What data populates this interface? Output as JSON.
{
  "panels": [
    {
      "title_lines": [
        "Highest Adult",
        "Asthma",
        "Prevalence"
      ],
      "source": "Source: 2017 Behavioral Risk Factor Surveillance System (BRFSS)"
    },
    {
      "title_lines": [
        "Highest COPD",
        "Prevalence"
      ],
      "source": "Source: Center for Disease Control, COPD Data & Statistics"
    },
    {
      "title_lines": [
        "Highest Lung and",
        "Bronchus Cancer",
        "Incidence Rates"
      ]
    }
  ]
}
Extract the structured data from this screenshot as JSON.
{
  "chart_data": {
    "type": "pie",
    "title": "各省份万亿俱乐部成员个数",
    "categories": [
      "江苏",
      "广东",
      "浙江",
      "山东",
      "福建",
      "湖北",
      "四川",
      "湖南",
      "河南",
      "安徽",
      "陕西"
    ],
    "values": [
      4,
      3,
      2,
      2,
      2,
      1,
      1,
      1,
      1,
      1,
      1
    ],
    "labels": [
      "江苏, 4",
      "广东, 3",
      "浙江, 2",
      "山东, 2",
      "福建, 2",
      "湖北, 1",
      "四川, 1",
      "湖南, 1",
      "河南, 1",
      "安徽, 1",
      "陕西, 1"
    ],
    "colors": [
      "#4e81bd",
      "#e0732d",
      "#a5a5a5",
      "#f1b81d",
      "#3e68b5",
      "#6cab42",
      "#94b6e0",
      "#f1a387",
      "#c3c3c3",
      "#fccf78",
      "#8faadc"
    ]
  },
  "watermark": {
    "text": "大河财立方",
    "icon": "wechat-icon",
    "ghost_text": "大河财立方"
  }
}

|---|

> GOAL
Transcribe each entry precisely, missing none.

> TASK RESULT
What data populates this interface? Output as JSON.
{
  "panels": [
    {
      "title_lines": [
        "Highest Adult",
        "Asthma",
        "Prevalence"
      ],
      "source": "Source: 2017 Behavioral Risk Factor Surveillance System (BRFSS)"
    },
    {
      "title_lines": [
        "Highest COPD",
        "Prevalence"
      ],
      "source": "Source: Center for Disease Control, COPD Data & Statistics"
    },
    {
      "title_lines": [
        "Highest Lung and",
        "Bronchus Cancer",
        "Incidence Rates"
      ]
    }
  ]
}
Extract the structured data from this screenshot as JSON.
{
  "chart_data": {
    "type": "pie",
    "title": "各省份万亿俱乐部成员个数",
    "categories": [
      "江苏",
      "广东",
      "浙江",
      "山东",
      "福建",
      "湖北",
      "四川",
      "湖南",
      "河南",
      "安徽",
      "陕西"
    ],
    "values": [
      4,
      3,
      2,
      2,
      2,
      1,
      1,
      1,
      1,
      1,
      1
    ],
    "labels": [
      "江苏, 4",
      "广东, 3",
      "浙江, 2",
      "山东, 2",
      "福建, 2",
      "湖北, 1",
      "四川, 1",
      "湖南, 1",
      "河南, 1",
      "安徽, 1",
      "陕西, 1"
    ],
    "colors": [
      "#4e81bd",
      "#e0732d",
      "#a5a5a5",
      "#f1b81d",
      "#3e68b5",
      "#6cab42",
      "#94b6e0",
      "#f1a387",
      "#c3c3c3",
      "#fccf78",
      "#8faadc"
    ]
  },
  "watermark": {
    "text": "大河财立方",
    "icon": "wechat-icon",
    "ghost_text": "大河财立方"
  }
}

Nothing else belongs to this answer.